▼
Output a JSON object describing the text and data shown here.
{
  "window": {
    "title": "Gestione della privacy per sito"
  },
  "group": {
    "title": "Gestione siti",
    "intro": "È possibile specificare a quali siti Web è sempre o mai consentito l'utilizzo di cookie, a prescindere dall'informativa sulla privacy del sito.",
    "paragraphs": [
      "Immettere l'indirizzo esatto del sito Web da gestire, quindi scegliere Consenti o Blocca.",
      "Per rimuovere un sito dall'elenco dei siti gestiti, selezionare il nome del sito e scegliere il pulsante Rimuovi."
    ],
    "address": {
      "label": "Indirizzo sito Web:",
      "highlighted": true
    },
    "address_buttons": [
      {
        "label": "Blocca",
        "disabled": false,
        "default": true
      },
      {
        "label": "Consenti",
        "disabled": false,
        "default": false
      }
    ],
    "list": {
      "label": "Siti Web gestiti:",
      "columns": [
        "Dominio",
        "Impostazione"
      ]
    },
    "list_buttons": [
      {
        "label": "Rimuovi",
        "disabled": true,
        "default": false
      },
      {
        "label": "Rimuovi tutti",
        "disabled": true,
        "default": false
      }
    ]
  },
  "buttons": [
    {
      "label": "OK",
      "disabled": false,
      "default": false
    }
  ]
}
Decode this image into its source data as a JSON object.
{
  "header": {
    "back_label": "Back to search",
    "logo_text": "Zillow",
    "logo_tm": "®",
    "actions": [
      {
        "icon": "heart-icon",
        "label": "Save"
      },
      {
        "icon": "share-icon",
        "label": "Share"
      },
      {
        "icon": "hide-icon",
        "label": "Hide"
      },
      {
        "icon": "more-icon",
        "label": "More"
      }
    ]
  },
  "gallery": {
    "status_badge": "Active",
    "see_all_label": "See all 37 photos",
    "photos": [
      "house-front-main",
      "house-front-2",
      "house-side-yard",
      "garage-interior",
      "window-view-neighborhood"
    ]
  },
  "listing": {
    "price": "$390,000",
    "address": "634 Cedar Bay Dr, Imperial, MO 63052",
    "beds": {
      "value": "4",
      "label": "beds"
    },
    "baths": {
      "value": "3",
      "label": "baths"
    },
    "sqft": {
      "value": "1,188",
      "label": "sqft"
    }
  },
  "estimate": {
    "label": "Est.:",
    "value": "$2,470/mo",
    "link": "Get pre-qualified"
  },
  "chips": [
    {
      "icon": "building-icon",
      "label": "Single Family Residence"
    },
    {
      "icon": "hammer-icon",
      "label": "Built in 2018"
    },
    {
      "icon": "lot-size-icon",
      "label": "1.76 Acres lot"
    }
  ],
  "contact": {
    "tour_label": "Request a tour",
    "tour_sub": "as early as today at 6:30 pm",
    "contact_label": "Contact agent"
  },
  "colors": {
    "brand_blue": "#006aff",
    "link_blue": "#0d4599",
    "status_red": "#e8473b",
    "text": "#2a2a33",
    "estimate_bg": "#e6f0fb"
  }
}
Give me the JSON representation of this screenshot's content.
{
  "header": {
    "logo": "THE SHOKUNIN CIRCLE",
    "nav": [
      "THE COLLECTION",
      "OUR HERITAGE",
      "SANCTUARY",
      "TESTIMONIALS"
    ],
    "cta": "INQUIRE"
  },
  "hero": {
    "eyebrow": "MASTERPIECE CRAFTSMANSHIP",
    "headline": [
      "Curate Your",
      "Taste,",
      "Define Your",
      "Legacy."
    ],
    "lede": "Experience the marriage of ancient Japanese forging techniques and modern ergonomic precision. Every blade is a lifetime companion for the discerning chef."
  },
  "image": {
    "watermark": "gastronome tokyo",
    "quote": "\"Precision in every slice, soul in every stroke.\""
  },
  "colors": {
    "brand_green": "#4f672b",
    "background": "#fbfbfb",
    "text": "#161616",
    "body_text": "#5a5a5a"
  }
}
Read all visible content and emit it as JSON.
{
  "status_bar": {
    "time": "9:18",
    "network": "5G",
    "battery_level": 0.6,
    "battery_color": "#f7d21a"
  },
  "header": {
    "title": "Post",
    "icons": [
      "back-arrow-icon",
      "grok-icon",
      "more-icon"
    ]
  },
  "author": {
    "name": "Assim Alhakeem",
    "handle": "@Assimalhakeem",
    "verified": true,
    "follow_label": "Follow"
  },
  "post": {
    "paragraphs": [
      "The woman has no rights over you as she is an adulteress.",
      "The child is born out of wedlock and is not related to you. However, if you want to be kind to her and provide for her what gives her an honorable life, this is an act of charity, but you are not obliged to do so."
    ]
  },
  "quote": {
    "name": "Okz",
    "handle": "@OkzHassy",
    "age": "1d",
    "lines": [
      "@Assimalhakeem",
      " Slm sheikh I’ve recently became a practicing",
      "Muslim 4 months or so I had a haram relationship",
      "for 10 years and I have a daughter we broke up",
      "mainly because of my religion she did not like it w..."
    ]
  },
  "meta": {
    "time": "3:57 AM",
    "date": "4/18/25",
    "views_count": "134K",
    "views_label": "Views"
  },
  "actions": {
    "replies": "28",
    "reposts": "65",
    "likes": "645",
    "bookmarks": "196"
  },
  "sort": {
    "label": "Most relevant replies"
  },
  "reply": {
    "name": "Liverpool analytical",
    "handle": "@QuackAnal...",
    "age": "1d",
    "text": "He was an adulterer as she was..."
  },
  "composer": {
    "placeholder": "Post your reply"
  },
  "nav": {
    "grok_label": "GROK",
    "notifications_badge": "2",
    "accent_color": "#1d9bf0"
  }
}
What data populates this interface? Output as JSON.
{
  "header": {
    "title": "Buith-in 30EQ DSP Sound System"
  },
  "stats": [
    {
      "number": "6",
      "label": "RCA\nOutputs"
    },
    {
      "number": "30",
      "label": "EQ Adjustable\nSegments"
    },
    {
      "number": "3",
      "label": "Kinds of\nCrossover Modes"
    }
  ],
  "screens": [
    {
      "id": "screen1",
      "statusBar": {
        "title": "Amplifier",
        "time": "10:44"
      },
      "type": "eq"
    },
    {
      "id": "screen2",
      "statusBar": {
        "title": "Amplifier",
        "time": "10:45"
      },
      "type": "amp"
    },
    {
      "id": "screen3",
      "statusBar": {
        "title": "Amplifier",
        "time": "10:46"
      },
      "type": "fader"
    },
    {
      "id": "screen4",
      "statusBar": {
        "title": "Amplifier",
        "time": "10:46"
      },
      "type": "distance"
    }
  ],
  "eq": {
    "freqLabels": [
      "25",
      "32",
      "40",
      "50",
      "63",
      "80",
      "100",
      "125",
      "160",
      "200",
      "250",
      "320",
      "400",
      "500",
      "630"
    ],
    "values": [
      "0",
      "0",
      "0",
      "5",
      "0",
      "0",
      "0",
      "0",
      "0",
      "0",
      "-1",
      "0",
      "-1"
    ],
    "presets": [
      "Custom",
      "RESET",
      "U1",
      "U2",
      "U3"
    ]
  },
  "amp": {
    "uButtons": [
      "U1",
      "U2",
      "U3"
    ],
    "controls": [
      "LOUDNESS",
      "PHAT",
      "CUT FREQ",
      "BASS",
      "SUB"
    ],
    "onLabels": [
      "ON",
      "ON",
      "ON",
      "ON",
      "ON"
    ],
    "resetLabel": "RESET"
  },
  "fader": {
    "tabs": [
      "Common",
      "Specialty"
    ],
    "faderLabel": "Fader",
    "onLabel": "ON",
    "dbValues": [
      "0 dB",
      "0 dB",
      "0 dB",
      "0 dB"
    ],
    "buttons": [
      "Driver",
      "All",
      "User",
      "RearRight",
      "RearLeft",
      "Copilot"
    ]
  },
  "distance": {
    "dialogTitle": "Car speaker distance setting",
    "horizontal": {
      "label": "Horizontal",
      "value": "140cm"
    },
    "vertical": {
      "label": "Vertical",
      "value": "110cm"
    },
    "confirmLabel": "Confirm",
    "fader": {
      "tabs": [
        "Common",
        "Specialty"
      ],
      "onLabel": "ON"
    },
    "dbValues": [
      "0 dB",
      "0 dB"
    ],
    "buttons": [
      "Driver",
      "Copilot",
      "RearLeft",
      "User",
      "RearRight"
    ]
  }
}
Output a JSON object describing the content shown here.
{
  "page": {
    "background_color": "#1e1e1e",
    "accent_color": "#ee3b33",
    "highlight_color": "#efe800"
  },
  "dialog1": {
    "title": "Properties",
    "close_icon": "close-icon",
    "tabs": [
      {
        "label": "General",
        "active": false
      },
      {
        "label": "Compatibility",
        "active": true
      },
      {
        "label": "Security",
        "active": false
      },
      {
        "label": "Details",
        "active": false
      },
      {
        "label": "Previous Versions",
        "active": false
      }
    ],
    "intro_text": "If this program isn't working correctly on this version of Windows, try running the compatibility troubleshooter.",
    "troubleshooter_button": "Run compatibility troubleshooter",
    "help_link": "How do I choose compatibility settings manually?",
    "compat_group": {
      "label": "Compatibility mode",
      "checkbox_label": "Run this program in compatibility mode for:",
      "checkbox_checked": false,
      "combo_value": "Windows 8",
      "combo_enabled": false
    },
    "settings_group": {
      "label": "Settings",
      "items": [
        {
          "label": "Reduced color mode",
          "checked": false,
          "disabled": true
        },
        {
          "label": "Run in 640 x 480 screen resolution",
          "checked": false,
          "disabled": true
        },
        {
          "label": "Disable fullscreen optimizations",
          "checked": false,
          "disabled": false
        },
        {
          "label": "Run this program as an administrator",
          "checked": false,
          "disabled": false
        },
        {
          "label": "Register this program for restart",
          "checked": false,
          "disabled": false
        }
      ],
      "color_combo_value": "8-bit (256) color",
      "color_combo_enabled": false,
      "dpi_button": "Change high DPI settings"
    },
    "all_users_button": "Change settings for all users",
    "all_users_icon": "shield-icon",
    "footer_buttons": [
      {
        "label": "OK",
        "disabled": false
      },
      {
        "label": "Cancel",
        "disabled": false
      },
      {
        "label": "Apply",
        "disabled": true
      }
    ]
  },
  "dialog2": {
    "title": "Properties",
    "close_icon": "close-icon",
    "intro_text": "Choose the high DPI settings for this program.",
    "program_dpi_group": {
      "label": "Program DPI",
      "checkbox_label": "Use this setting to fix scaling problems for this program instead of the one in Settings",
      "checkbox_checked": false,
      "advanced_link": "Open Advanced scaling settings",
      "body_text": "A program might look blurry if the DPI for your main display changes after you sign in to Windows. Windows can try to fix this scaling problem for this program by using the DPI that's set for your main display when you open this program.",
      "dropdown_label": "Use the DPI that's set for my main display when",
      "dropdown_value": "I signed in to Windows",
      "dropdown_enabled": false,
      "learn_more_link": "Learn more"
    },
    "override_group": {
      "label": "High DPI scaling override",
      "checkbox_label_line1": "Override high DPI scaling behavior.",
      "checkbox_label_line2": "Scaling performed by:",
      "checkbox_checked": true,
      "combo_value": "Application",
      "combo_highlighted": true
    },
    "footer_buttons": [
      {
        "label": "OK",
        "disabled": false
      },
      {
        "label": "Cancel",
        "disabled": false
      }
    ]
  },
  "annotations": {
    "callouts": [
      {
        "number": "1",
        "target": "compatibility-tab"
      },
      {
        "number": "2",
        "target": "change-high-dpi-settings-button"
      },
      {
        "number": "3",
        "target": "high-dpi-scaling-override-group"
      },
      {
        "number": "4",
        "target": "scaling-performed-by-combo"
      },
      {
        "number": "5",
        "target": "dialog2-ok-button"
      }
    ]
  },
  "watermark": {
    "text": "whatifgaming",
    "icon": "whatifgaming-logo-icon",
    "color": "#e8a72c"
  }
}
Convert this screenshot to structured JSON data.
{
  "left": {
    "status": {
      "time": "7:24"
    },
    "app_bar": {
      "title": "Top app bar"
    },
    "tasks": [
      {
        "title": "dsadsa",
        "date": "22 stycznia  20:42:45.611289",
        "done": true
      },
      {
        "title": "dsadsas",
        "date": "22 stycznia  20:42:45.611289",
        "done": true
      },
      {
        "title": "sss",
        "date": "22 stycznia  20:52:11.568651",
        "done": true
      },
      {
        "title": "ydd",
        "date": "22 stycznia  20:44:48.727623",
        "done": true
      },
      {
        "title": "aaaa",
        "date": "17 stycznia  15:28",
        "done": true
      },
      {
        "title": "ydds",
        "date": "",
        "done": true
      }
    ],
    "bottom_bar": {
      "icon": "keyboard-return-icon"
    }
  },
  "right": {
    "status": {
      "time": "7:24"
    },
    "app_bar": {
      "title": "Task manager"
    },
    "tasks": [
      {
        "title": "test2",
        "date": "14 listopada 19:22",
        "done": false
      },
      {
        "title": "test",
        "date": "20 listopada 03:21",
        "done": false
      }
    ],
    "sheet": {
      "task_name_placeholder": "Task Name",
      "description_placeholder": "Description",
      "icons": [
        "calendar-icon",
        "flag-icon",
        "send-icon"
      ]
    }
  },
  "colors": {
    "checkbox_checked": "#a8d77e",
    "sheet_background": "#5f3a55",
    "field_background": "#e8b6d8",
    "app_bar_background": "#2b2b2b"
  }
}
▲
**Exercise**
Show the lines that mention the word "listopada".

**Output of the exercise**
        "date": "14 listopada 19:22",
        "date": "20 listopada 03:21",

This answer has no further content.